» **Raw data**
________________________

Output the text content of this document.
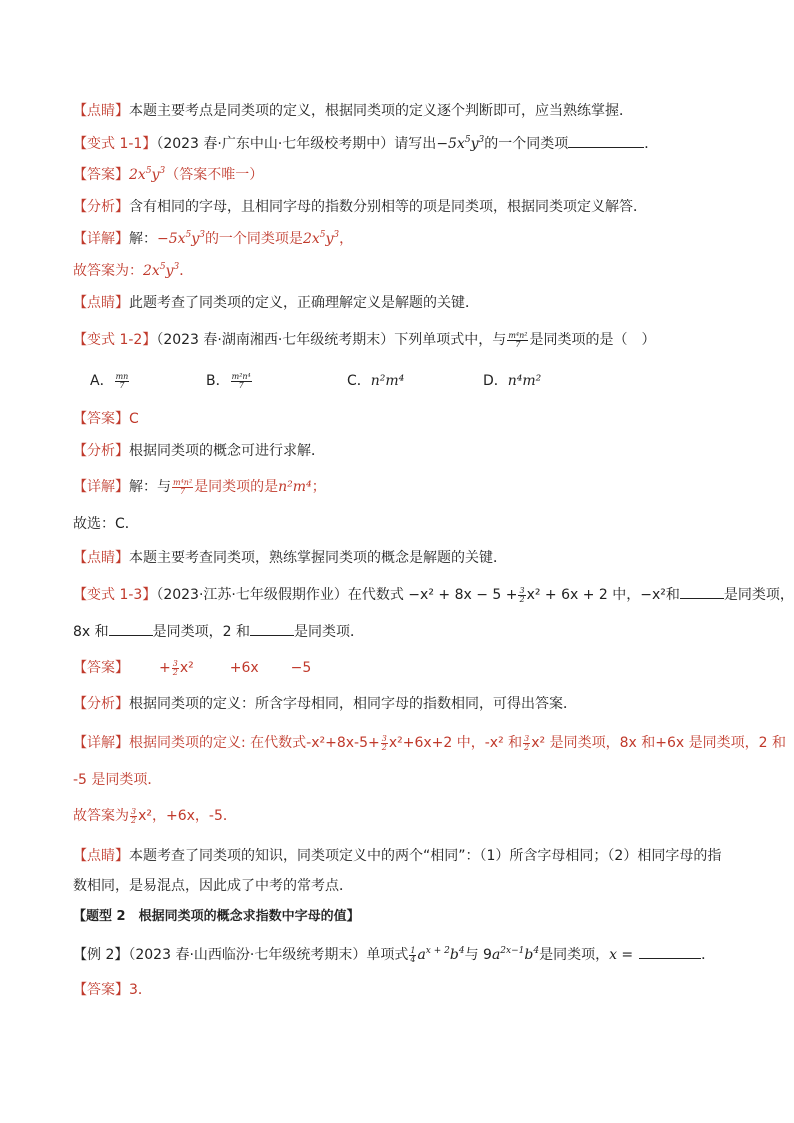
【点睛】本题主要考点是同类项的定义，根据同类项的定义逐个判断即可，应当熟练掌握．
【变式 1-1】（2023 春·广东中山·七年级校考期中）请写出$-5x^5y^3$的一个同类项	．
【答案】$2x^5y^3$（答案不唯一）
【分析】含有相同的字母，且相同字母的指数分别相等的项是同类项，根据同类项定义解答．
【详解】解：$-5x^5y^3$的一个同类项是$2x^5y^3$，
故答案为：$2x^5y^3$．
【点睛】此题考查了同类项的定义，正确理解定义是解题的关键．
【变式 1-2】（2023 春·湖南湘西·七年级统考期末）下列单项式中，与 $\frac{\text{m⁴n²}}{7}$ 是同类项的是（　）
A． $\frac{mn}{7}$	B． $\frac{\text{m²n⁴}}{7}$	C．n²m⁴	D．n⁴m²
【答案】C
【分析】根据同类项的概念可进行求解．
【详解】解：与 $\frac{\text{m⁴n²}}{7}$ 是同类项的是n²m⁴；
故选：C．
【点睛】本题主要考查同类项，熟练掌握同类项的概念是解题的关键．
【变式 1-3】（2023·江苏·七年级假期作业）在代数式 $-x^2 + 8x - 5 + \frac{3}{2} x^2 + 6x + 2$ 中，−x²和	是同类项，
8x 和	是同类项，2 和	是同类项．
【答案】 + $\frac{3}{2} x^2$	+6x −5
【分析】根据同类项的定义：所含字母相同，相同字母的指数相同，可得出答案．
【详解】根据同类项的定义: 在代数式$-x^2+8x-5+ \frac{3}{2} x^2+6x+2$ 中，-x² 和 $\frac{3}{2} x^2$ 是同类项，8x 和+6x 是同类项，2 和
-5 是同类项．
故答案为 $\frac{3}{2} x^2$，+6x，-5．
【点睛】本题考查了同类项的知识，同类项定义中的两个“相同”：（1）所含字母相同；（2）相同字母的指
数相同，是易混点，因此成了中考的常考点．
【题型 2　根据同类项的概念求指数中字母的值】
【例 2】（2023 春·山西临汾·七年级统考期末）单项式 $\frac{1}{4} a^{x + 2}b^4$与 $9a^{2x-1}b^4$是同类项，x =	．
【答案】3．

________________________

» **Task prompt**
Quote every record above exactly, leaving out the pictures.

» **Correct answer**
Output the text content of this document.
【点睛】本题主要考点是同类项的定义，根据同类项的定义逐个判断即可，应当熟练掌握．
【变式 1-1】（2023 春·广东中山·七年级校考期中）请写出$-5x^5y^3$的一个同类项	．
【答案】$2x^5y^3$（答案不唯一）
【分析】含有相同的字母，且相同字母的指数分别相等的项是同类项，根据同类项定义解答．
【详解】解：$-5x^5y^3$的一个同类项是$2x^5y^3$，
故答案为：$2x^5y^3$．
【点睛】此题考查了同类项的定义，正确理解定义是解题的关键．
【变式 1-2】（2023 春·湖南湘西·七年级统考期末）下列单项式中，与 $\frac{\text{m⁴n²}}{7}$ 是同类项的是（　）
A． $\frac{mn}{7}$	B． $\frac{\text{m²n⁴}}{7}$	C．n²m⁴	D．n⁴m²
【答案】C
【分析】根据同类项的概念可进行求解．
【详解】解：与 $\frac{\text{m⁴n²}}{7}$ 是同类项的是n²m⁴；
故选：C．
【点睛】本题主要考查同类项，熟练掌握同类项的概念是解题的关键．
【变式 1-3】（2023·江苏·七年级假期作业）在代数式 $-x^2 + 8x - 5 + \frac{3}{2} x^2 + 6x + 2$ 中，−x²和	是同类项，
8x 和	是同类项，2 和	是同类项．
【答案】 + $\frac{3}{2} x^2$	+6x −5
【分析】根据同类项的定义：所含字母相同，相同字母的指数相同，可得出答案．
【详解】根据同类项的定义: 在代数式$-x^2+8x-5+ \frac{3}{2} x^2+6x+2$ 中，-x² 和 $\frac{3}{2} x^2$ 是同类项，8x 和+6x 是同类项，2 和
-5 是同类项．
故答案为 $\frac{3}{2} x^2$，+6x，-5．
【点睛】本题考查了同类项的知识，同类项定义中的两个“相同”：（1）所含字母相同；（2）相同字母的指
数相同，是易混点，因此成了中考的常考点．
【题型 2　根据同类项的概念求指数中字母的值】
【例 2】（2023 春·山西临汾·七年级统考期末）单项式 $\frac{1}{4} a^{x + 2}b^4$与 $9a^{2x-1}b^4$是同类项，x =	．
【答案】3．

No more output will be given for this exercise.